# Task directions
Using the listing below, keep only the lines with the word "screenshot" and copy them.

# Data shown
* * * *

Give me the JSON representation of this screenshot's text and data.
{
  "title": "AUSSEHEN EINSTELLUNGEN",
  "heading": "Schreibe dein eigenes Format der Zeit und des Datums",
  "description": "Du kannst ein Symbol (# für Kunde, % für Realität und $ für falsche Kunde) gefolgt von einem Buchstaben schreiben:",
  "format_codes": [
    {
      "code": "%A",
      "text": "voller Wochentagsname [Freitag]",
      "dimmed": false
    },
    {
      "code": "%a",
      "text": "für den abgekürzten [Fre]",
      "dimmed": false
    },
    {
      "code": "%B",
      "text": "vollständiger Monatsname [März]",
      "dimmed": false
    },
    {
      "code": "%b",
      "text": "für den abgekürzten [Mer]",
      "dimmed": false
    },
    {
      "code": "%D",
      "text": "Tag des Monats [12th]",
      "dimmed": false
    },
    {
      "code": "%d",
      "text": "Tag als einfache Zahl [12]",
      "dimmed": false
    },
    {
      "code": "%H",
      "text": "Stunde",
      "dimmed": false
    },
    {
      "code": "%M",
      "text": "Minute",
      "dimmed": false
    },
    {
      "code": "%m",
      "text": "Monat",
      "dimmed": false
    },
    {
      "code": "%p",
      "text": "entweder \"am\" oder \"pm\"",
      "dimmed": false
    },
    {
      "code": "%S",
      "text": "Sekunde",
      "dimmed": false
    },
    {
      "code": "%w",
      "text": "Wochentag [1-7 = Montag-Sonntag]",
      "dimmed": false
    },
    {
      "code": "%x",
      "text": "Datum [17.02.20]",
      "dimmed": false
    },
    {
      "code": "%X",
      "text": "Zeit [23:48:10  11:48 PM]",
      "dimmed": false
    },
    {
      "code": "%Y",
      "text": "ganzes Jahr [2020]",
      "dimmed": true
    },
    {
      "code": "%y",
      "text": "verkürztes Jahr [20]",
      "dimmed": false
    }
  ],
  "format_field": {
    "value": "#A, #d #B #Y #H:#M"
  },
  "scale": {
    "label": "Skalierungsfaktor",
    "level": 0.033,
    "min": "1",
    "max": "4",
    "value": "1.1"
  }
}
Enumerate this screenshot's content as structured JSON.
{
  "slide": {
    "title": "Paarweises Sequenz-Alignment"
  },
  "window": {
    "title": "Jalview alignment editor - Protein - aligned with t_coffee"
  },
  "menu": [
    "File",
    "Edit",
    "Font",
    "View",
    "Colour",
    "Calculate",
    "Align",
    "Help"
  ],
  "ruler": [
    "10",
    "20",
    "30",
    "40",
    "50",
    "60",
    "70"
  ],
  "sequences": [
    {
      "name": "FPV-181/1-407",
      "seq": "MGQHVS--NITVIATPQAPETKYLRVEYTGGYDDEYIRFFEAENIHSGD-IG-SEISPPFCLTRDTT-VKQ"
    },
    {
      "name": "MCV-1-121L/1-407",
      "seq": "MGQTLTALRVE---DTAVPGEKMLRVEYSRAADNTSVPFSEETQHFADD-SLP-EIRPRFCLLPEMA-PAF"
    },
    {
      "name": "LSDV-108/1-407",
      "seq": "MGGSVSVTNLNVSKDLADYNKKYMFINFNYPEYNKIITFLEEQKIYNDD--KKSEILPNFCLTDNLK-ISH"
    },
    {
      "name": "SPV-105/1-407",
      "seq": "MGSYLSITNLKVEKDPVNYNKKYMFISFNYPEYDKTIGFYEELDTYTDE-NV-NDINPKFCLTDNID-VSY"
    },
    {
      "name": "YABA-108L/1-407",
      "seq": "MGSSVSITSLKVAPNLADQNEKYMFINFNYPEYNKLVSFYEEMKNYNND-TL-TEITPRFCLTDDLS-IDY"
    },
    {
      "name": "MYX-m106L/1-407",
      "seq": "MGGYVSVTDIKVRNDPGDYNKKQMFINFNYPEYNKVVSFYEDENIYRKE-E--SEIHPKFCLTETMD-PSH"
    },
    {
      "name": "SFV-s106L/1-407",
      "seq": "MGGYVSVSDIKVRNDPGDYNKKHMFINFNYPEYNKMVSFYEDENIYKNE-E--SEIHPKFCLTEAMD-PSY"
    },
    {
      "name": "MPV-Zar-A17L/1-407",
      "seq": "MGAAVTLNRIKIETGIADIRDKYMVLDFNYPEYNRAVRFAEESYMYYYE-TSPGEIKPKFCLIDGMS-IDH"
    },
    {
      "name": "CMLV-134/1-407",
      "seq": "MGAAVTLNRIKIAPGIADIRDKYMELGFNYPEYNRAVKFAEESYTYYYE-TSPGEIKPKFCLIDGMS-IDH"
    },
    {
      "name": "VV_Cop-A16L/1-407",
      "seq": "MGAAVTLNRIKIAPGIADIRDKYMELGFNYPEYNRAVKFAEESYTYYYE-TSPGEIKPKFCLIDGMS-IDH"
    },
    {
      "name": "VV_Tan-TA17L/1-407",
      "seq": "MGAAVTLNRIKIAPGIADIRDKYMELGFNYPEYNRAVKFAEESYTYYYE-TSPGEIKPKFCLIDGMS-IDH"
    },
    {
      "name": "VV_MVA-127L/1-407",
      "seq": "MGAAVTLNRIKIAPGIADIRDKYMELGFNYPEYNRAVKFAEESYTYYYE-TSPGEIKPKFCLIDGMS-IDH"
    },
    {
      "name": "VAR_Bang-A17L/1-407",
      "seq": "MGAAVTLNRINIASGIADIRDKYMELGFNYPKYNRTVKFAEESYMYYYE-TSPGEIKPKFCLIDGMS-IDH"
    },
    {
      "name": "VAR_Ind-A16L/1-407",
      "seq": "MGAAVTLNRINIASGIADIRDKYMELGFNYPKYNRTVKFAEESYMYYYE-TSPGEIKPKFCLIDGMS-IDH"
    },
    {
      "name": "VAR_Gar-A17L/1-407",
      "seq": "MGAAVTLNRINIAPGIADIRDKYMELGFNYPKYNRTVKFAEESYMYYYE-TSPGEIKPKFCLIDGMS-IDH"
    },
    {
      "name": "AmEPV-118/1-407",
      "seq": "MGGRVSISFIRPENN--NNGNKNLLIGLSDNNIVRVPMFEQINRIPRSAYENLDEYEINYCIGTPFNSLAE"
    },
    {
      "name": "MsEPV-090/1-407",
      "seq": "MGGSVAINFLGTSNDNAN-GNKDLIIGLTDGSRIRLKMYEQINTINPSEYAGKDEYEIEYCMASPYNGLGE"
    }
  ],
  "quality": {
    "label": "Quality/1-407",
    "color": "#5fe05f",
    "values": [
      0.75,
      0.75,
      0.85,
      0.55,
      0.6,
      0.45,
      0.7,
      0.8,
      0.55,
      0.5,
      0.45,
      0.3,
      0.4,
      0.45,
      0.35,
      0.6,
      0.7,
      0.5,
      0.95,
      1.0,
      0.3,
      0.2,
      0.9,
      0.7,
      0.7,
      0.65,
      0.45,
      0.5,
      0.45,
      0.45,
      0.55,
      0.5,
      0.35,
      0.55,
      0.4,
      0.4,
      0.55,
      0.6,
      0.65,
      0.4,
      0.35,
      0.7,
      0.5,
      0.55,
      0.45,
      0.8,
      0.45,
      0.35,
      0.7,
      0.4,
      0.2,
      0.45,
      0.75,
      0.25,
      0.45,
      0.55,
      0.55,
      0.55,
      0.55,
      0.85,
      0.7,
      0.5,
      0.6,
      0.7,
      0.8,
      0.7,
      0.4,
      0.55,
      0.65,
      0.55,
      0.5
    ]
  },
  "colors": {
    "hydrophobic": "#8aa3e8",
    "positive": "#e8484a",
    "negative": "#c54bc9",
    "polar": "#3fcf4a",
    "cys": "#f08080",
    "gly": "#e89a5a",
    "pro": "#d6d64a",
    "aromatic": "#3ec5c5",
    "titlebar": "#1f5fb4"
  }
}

* * * *

# Result of this task
Give me the JSON representation of this screenshot's text and data.
Enumerate this screenshot's content as structured JSON.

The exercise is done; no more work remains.